#### Exercise description
Scan the data beneath this task and copy each line that includes "actually".

□ □ □ □

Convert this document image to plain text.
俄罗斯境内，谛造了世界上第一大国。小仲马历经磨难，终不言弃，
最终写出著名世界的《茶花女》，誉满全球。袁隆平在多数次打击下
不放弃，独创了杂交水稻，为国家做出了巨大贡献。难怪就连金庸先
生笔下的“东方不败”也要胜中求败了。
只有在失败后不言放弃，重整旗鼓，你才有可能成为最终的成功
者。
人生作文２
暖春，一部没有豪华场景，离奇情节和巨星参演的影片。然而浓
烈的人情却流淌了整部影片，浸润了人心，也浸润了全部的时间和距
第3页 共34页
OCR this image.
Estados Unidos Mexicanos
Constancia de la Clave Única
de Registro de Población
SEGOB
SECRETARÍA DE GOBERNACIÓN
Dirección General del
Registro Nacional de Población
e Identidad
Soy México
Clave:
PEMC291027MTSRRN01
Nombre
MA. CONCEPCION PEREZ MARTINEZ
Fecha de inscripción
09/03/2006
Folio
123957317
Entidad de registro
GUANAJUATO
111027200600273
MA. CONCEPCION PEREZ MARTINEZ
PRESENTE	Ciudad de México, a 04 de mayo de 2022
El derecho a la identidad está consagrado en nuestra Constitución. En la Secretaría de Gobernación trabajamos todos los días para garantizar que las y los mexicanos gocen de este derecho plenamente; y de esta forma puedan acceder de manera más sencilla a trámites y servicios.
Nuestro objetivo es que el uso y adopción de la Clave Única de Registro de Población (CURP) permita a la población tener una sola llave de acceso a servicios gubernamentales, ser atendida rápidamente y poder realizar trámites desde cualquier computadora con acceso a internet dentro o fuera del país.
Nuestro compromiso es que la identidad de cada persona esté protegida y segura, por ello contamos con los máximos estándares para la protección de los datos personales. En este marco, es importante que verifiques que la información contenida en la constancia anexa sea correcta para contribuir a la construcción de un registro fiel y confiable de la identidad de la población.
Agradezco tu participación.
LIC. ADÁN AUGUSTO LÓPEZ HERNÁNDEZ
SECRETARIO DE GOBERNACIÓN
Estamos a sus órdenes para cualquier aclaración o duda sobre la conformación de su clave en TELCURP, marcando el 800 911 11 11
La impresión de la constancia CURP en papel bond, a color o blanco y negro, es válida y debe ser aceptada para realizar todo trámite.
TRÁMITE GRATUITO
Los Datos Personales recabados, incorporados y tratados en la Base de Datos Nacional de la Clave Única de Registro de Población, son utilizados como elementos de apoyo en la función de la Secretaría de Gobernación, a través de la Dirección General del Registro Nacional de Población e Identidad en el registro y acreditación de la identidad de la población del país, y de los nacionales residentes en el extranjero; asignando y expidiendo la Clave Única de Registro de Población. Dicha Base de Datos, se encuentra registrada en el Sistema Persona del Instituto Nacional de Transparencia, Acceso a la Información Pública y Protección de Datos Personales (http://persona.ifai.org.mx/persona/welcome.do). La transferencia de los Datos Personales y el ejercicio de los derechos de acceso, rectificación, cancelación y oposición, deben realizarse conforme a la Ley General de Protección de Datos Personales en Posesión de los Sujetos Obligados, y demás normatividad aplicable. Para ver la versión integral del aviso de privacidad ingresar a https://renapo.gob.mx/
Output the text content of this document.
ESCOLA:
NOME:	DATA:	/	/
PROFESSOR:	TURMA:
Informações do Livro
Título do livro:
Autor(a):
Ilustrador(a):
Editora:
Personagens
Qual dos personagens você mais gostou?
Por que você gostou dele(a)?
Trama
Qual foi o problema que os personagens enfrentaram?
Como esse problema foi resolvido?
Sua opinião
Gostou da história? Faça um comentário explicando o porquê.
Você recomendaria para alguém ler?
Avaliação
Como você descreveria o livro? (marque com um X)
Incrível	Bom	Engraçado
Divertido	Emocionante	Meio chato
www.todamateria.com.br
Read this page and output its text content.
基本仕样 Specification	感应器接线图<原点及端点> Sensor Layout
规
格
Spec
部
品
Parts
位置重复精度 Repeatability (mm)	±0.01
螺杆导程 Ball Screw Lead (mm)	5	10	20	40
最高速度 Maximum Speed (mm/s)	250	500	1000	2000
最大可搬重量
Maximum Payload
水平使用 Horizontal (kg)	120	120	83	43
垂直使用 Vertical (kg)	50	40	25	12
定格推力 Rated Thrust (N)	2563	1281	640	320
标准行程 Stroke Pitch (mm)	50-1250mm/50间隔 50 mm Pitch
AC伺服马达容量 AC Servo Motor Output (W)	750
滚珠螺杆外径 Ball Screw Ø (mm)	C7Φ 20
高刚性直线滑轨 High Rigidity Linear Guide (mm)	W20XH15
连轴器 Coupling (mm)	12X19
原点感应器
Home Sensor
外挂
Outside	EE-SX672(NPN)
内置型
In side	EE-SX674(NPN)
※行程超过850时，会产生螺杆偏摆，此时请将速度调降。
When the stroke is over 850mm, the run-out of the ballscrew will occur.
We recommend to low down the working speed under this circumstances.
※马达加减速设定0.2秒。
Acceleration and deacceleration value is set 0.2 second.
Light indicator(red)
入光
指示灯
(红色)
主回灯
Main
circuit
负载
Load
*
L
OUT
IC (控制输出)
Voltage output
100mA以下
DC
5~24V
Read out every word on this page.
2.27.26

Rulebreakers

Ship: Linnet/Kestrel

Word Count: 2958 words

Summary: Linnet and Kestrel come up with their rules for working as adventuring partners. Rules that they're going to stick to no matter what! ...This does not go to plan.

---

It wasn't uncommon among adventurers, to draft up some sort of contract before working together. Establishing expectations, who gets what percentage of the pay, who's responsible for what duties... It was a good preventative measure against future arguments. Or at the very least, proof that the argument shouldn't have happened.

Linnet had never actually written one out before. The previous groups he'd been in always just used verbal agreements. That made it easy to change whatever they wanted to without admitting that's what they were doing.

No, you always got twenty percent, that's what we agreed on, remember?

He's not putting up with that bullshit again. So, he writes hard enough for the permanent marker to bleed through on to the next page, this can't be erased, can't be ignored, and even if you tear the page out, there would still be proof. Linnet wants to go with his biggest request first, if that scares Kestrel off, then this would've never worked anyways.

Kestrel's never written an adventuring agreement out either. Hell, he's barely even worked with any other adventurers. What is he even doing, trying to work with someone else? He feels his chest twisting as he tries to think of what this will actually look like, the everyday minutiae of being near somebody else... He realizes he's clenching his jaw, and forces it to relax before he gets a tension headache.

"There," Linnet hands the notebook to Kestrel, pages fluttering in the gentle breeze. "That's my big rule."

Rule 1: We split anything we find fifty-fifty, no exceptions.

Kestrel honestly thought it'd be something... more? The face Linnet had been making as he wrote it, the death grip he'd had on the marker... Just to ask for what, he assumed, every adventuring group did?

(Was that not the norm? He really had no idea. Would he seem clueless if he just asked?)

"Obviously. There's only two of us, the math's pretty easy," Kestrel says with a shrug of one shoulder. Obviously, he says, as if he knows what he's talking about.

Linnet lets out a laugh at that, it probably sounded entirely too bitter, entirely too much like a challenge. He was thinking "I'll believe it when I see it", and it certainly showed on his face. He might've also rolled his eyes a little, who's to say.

□ □ □ □

#### Solution for this task
Linnet had never actually written one out before. The previous groups he'd been in always just used verbal agreements. That made it easy to change whatever they wanted to without admitting that's what they were doing.
Kestrel's never written an adventuring agreement out either. Hell, he's barely even worked with any other adventurers. What is he even doing, trying to work with someone else? He feels his chest twisting as he tries to think of what this will actually look like, the everyday minutiae of being near somebody else... He realizes he's clenching his jaw, and forces it to relax before he gets a tension headache.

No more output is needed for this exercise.